*Short exercise*:
Take the listing and print it in full, exactly as given.

## START Data in this exercise

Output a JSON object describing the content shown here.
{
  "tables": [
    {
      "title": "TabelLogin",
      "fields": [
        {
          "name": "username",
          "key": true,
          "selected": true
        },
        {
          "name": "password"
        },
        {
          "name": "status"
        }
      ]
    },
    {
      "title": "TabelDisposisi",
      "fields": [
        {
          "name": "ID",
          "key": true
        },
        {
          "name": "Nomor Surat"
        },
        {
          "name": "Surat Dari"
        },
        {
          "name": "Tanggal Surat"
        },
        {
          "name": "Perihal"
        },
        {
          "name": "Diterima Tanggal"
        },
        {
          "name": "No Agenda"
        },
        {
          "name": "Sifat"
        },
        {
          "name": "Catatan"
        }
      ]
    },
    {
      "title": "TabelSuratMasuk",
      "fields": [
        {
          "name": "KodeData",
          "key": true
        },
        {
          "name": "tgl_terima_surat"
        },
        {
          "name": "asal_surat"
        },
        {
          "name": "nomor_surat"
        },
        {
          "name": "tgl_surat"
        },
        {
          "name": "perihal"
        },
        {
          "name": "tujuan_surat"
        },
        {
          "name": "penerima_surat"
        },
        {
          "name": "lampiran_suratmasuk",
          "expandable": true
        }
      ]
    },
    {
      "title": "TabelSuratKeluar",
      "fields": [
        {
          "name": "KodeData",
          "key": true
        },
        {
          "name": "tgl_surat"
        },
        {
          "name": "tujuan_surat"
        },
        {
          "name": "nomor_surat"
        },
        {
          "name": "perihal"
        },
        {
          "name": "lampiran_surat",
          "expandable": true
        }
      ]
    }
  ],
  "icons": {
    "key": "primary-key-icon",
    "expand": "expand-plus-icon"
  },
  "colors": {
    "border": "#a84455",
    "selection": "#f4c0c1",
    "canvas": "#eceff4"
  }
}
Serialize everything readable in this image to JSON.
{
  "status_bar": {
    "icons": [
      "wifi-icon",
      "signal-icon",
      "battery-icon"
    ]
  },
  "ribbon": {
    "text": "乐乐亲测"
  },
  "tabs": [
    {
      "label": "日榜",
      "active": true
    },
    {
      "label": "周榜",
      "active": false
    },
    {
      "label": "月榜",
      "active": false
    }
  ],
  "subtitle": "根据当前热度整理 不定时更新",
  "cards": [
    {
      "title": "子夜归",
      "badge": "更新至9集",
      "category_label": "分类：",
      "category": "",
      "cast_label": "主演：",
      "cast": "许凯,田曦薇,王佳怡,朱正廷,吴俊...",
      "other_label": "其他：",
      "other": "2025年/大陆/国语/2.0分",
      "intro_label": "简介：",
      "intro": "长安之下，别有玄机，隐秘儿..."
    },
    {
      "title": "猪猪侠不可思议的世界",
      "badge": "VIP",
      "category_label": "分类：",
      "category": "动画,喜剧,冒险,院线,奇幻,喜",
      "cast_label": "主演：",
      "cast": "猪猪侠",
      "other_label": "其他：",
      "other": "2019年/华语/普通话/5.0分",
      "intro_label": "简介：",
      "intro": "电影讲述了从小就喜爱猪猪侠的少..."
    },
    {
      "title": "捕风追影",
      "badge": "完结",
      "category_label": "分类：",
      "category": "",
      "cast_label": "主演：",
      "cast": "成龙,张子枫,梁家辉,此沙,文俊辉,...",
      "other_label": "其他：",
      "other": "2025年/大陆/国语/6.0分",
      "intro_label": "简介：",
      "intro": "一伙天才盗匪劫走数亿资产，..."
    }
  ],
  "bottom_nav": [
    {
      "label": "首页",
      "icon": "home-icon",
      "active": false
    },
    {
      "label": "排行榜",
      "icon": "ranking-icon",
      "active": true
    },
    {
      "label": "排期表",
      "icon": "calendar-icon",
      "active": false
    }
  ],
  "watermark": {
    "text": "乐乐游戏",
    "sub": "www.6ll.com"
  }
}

## END Data in this exercise

*Finished task*:
Output a JSON object describing the content shown here.
{
  "tables": [
    {
      "title": "TabelLogin",
      "fields": [
        {
          "name": "username",
          "key": true,
          "selected": true
        },
        {
          "name": "password"
        },
        {
          "name": "status"
        }
      ]
    },
    {
      "title": "TabelDisposisi",
      "fields": [
        {
          "name": "ID",
          "key": true
        },
        {
          "name": "Nomor Surat"
        },
        {
          "name": "Surat Dari"
        },
        {
          "name": "Tanggal Surat"
        },
        {
          "name": "Perihal"
        },
        {
          "name": "Diterima Tanggal"
        },
        {
          "name": "No Agenda"
        },
        {
          "name": "Sifat"
        },
        {
          "name": "Catatan"
        }
      ]
    },
    {
      "title": "TabelSuratMasuk",
      "fields": [
        {
          "name": "KodeData",
          "key": true
        },
        {
          "name": "tgl_terima_surat"
        },
        {
          "name": "asal_surat"
        },
        {
          "name": "nomor_surat"
        },
        {
          "name": "tgl_surat"
        },
        {
          "name": "perihal"
        },
        {
          "name": "tujuan_surat"
        },
        {
          "name": "penerima_surat"
        },
        {
          "name": "lampiran_suratmasuk",
          "expandable": true
        }
      ]
    },
    {
      "title": "TabelSuratKeluar",
      "fields": [
        {
          "name": "KodeData",
          "key": true
        },
        {
          "name": "tgl_surat"
        },
        {
          "name": "tujuan_surat"
        },
        {
          "name": "nomor_surat"
        },
        {
          "name": "perihal"
        },
        {
          "name": "lampiran_surat",
          "expandable": true
        }
      ]
    }
  ],
  "icons": {
    "key": "primary-key-icon",
    "expand": "expand-plus-icon"
  },
  "colors": {
    "border": "#a84455",
    "selection": "#f4c0c1",
    "canvas": "#eceff4"
  }
}
Serialize everything readable in this image to JSON.
{
  "status_bar": {
    "icons": [
      "wifi-icon",
      "signal-icon",
      "battery-icon"
    ]
  },
  "ribbon": {
    "text": "乐乐亲测"
  },
  "tabs": [
    {
      "label": "日榜",
      "active": true
    },
    {
      "label": "周榜",
      "active": false
    },
    {
      "label": "月榜",
      "active": false
    }
  ],
  "subtitle": "根据当前热度整理 不定时更新",
  "cards": [
    {
      "title": "子夜归",
      "badge": "更新至9集",
      "category_label": "分类：",
      "category": "",
      "cast_label": "主演：",
      "cast": "许凯,田曦薇,王佳怡,朱正廷,吴俊...",
      "other_label": "其他：",
      "other": "2025年/大陆/国语/2.0分",
      "intro_label": "简介：",
      "intro": "长安之下，别有玄机，隐秘儿..."
    },
    {
      "title": "猪猪侠不可思议的世界",
      "badge": "VIP",
      "category_label": "分类：",
      "category": "动画,喜剧,冒险,院线,奇幻,喜",
      "cast_label": "主演：",
      "cast": "猪猪侠",
      "other_label": "其他：",
      "other": "2019年/华语/普通话/5.0分",
      "intro_label": "简介：",
      "intro": "电影讲述了从小就喜爱猪猪侠的少..."
    },
    {
      "title": "捕风追影",
      "badge": "完结",
      "category_label": "分类：",
      "category": "",
      "cast_label": "主演：",
      "cast": "成龙,张子枫,梁家辉,此沙,文俊辉,...",
      "other_label": "其他：",
      "other": "2025年/大陆/国语/6.0分",
      "intro_label": "简介：",
      "intro": "一伙天才盗匪劫走数亿资产，..."
    }
  ],
  "bottom_nav": [
    {
      "label": "首页",
      "icon": "home-icon",
      "active": false
    },
    {
      "label": "排行榜",
      "icon": "ranking-icon",
      "active": true
    },
    {
      "label": "排期表",
      "icon": "calendar-icon",
      "active": false
    }
  ],
  "watermark": {
    "text": "乐乐游戏",
    "sub": "www.6ll.com"
  }
}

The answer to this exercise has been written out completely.